### GIVEN PROBLEM
All lines in which the word "marker" occurs are to be extracted.

### GIVEN INFORMATION
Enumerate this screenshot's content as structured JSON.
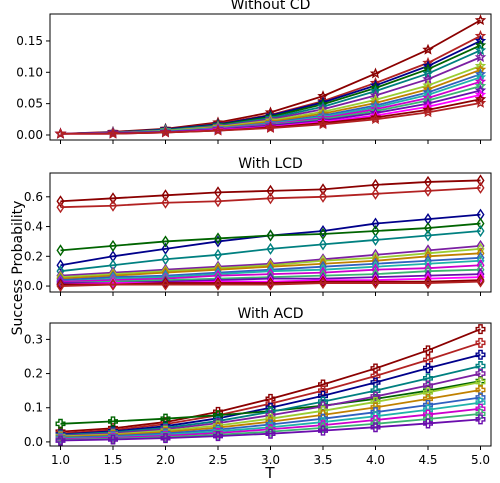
{
  "figure": {
    "xlabel": "T",
    "ylabel": "Success Probability"
  },
  "palette": [
    "#8b0000",
    "#b22222",
    "#00008b",
    "#006400",
    "#008080",
    "#7b1fa2",
    "#9acd32",
    "#c08000",
    "#3060c0",
    "#20b2aa",
    "#cc00cc",
    "#3cb371",
    "#6a0dad",
    "#ff00ff"
  ],
  "chart_data": [
    {
      "type": "line",
      "title": "Without CD",
      "marker": "star",
      "x": [
        1.0,
        1.5,
        2.0,
        2.5,
        3.0,
        3.5,
        4.0,
        4.5,
        5.0
      ],
      "xticks": [
        "1.0",
        "1.5",
        "2.0",
        "2.5",
        "3.0",
        "3.5",
        "4.0",
        "4.5",
        "5.0"
      ],
      "ylim": [
        -0.008,
        0.193
      ],
      "yticks": [
        "0.00",
        "0.05",
        "0.10",
        "0.15"
      ],
      "yticks_values": [
        0.0,
        0.05,
        0.1,
        0.15
      ],
      "series": [
        {
          "values": [
            0.002,
            0.005,
            0.01,
            0.02,
            0.036,
            0.062,
            0.098,
            0.136,
            0.183
          ]
        },
        {
          "values": [
            0.002,
            0.004,
            0.009,
            0.018,
            0.032,
            0.054,
            0.083,
            0.115,
            0.158
          ]
        },
        {
          "values": [
            0.002,
            0.004,
            0.009,
            0.017,
            0.031,
            0.052,
            0.079,
            0.11,
            0.15
          ]
        },
        {
          "values": [
            0.002,
            0.004,
            0.008,
            0.016,
            0.029,
            0.049,
            0.075,
            0.105,
            0.143
          ]
        },
        {
          "values": [
            0.002,
            0.004,
            0.008,
            0.015,
            0.027,
            0.045,
            0.07,
            0.098,
            0.135
          ]
        },
        {
          "values": [
            0.002,
            0.004,
            0.007,
            0.014,
            0.025,
            0.041,
            0.063,
            0.089,
            0.124
          ]
        },
        {
          "values": [
            0.002,
            0.003,
            0.007,
            0.013,
            0.023,
            0.037,
            0.056,
            0.079,
            0.11
          ]
        },
        {
          "values": [
            0.002,
            0.003,
            0.006,
            0.012,
            0.021,
            0.034,
            0.051,
            0.073,
            0.104
          ]
        },
        {
          "values": [
            0.002,
            0.003,
            0.006,
            0.011,
            0.019,
            0.031,
            0.047,
            0.068,
            0.097
          ]
        },
        {
          "values": [
            0.002,
            0.003,
            0.006,
            0.011,
            0.018,
            0.029,
            0.044,
            0.064,
            0.092
          ]
        },
        {
          "values": [
            0.002,
            0.003,
            0.005,
            0.01,
            0.017,
            0.027,
            0.041,
            0.059,
            0.085
          ]
        },
        {
          "values": [
            0.002,
            0.003,
            0.005,
            0.009,
            0.016,
            0.025,
            0.038,
            0.055,
            0.078
          ]
        },
        {
          "values": [
            0.002,
            0.003,
            0.005,
            0.009,
            0.015,
            0.023,
            0.035,
            0.05,
            0.071
          ]
        },
        {
          "values": [
            0.002,
            0.002,
            0.004,
            0.008,
            0.013,
            0.021,
            0.031,
            0.045,
            0.064
          ]
        },
        {
          "values": [
            0.002,
            0.002,
            0.004,
            0.007,
            0.012,
            0.019,
            0.028,
            0.04,
            0.057
          ]
        },
        {
          "values": [
            0.002,
            0.002,
            0.004,
            0.007,
            0.011,
            0.017,
            0.025,
            0.036,
            0.051
          ]
        }
      ]
    },
    {
      "type": "line",
      "title": "With LCD",
      "marker": "diamond",
      "x": [
        1.0,
        1.5,
        2.0,
        2.5,
        3.0,
        3.5,
        4.0,
        4.5,
        5.0
      ],
      "xticks": [
        "1.0",
        "1.5",
        "2.0",
        "2.5",
        "3.0",
        "3.5",
        "4.0",
        "4.5",
        "5.0"
      ],
      "ylim": [
        -0.04,
        0.76
      ],
      "yticks": [
        "0.0",
        "0.2",
        "0.4",
        "0.6"
      ],
      "yticks_values": [
        0.0,
        0.2,
        0.4,
        0.6
      ],
      "series": [
        {
          "values": [
            0.57,
            0.59,
            0.61,
            0.63,
            0.64,
            0.65,
            0.68,
            0.7,
            0.71
          ]
        },
        {
          "values": [
            0.53,
            0.54,
            0.56,
            0.57,
            0.59,
            0.6,
            0.62,
            0.64,
            0.66
          ]
        },
        {
          "values": [
            0.14,
            0.2,
            0.25,
            0.3,
            0.34,
            0.37,
            0.42,
            0.45,
            0.48
          ]
        },
        {
          "values": [
            0.24,
            0.27,
            0.3,
            0.32,
            0.34,
            0.35,
            0.37,
            0.39,
            0.42
          ]
        },
        {
          "values": [
            0.1,
            0.14,
            0.18,
            0.21,
            0.25,
            0.28,
            0.31,
            0.34,
            0.37
          ]
        },
        {
          "values": [
            0.07,
            0.09,
            0.11,
            0.13,
            0.15,
            0.18,
            0.21,
            0.24,
            0.27
          ]
        },
        {
          "values": [
            0.06,
            0.08,
            0.1,
            0.12,
            0.14,
            0.17,
            0.19,
            0.22,
            0.25
          ]
        },
        {
          "values": [
            0.05,
            0.07,
            0.09,
            0.11,
            0.13,
            0.15,
            0.17,
            0.2,
            0.22
          ]
        },
        {
          "values": [
            0.04,
            0.06,
            0.07,
            0.09,
            0.11,
            0.13,
            0.15,
            0.17,
            0.19
          ]
        },
        {
          "values": [
            0.03,
            0.05,
            0.06,
            0.08,
            0.1,
            0.11,
            0.13,
            0.15,
            0.17
          ]
        },
        {
          "values": [
            0.03,
            0.04,
            0.05,
            0.07,
            0.08,
            0.09,
            0.11,
            0.12,
            0.14
          ]
        },
        {
          "values": [
            0.02,
            0.03,
            0.04,
            0.05,
            0.06,
            0.07,
            0.08,
            0.1,
            0.11
          ]
        },
        {
          "values": [
            0.02,
            0.02,
            0.03,
            0.04,
            0.05,
            0.05,
            0.06,
            0.07,
            0.08
          ]
        },
        {
          "values": [
            0.01,
            0.02,
            0.02,
            0.03,
            0.03,
            0.04,
            0.04,
            0.05,
            0.06
          ]
        },
        {
          "values": [
            0.01,
            0.01,
            0.02,
            0.02,
            0.02,
            0.03,
            0.03,
            0.03,
            0.04
          ]
        },
        {
          "values": [
            0.0,
            0.01,
            0.01,
            0.01,
            0.01,
            0.02,
            0.02,
            0.02,
            0.03
          ]
        }
      ]
    },
    {
      "type": "line",
      "title": "With ACD",
      "marker": "plus",
      "x": [
        1.0,
        1.5,
        2.0,
        2.5,
        3.0,
        3.5,
        4.0,
        4.5,
        5.0
      ],
      "xticks": [
        "1.0",
        "1.5",
        "2.0",
        "2.5",
        "3.0",
        "3.5",
        "4.0",
        "4.5",
        "5.0"
      ],
      "ylim": [
        -0.012,
        0.348
      ],
      "yticks": [
        "0.0",
        "0.1",
        "0.2",
        "0.3"
      ],
      "yticks_values": [
        0.0,
        0.1,
        0.2,
        0.3
      ],
      "series": [
        {
          "values": [
            0.03,
            0.04,
            0.058,
            0.088,
            0.126,
            0.168,
            0.215,
            0.268,
            0.33
          ]
        },
        {
          "values": [
            0.025,
            0.035,
            0.052,
            0.078,
            0.112,
            0.15,
            0.193,
            0.24,
            0.29
          ]
        },
        {
          "values": [
            0.022,
            0.031,
            0.046,
            0.069,
            0.1,
            0.135,
            0.174,
            0.216,
            0.255
          ]
        },
        {
          "values": [
            0.053,
            0.06,
            0.068,
            0.078,
            0.09,
            0.106,
            0.126,
            0.15,
            0.178
          ]
        },
        {
          "values": [
            0.02,
            0.028,
            0.041,
            0.061,
            0.088,
            0.118,
            0.15,
            0.186,
            0.222
          ]
        },
        {
          "values": [
            0.018,
            0.025,
            0.037,
            0.055,
            0.078,
            0.104,
            0.133,
            0.165,
            0.2
          ]
        },
        {
          "values": [
            0.016,
            0.022,
            0.033,
            0.048,
            0.068,
            0.091,
            0.117,
            0.145,
            0.175
          ]
        },
        {
          "values": [
            0.014,
            0.02,
            0.029,
            0.042,
            0.059,
            0.079,
            0.101,
            0.126,
            0.152
          ]
        },
        {
          "values": [
            0.012,
            0.017,
            0.025,
            0.036,
            0.051,
            0.068,
            0.087,
            0.108,
            0.13
          ]
        },
        {
          "values": [
            0.01,
            0.014,
            0.021,
            0.031,
            0.043,
            0.058,
            0.075,
            0.094,
            0.115
          ]
        },
        {
          "values": [
            0.008,
            0.012,
            0.018,
            0.026,
            0.037,
            0.049,
            0.064,
            0.08,
            0.097
          ]
        },
        {
          "values": [
            0.006,
            0.009,
            0.014,
            0.021,
            0.03,
            0.041,
            0.053,
            0.067,
            0.082
          ]
        },
        {
          "values": [
            0.004,
            0.007,
            0.011,
            0.017,
            0.024,
            0.033,
            0.043,
            0.054,
            0.066
          ]
        }
      ]
    }
  ]
}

### TASK ANSWER
      "marker": "star",
      "marker": "diamond",
      "marker": "plus",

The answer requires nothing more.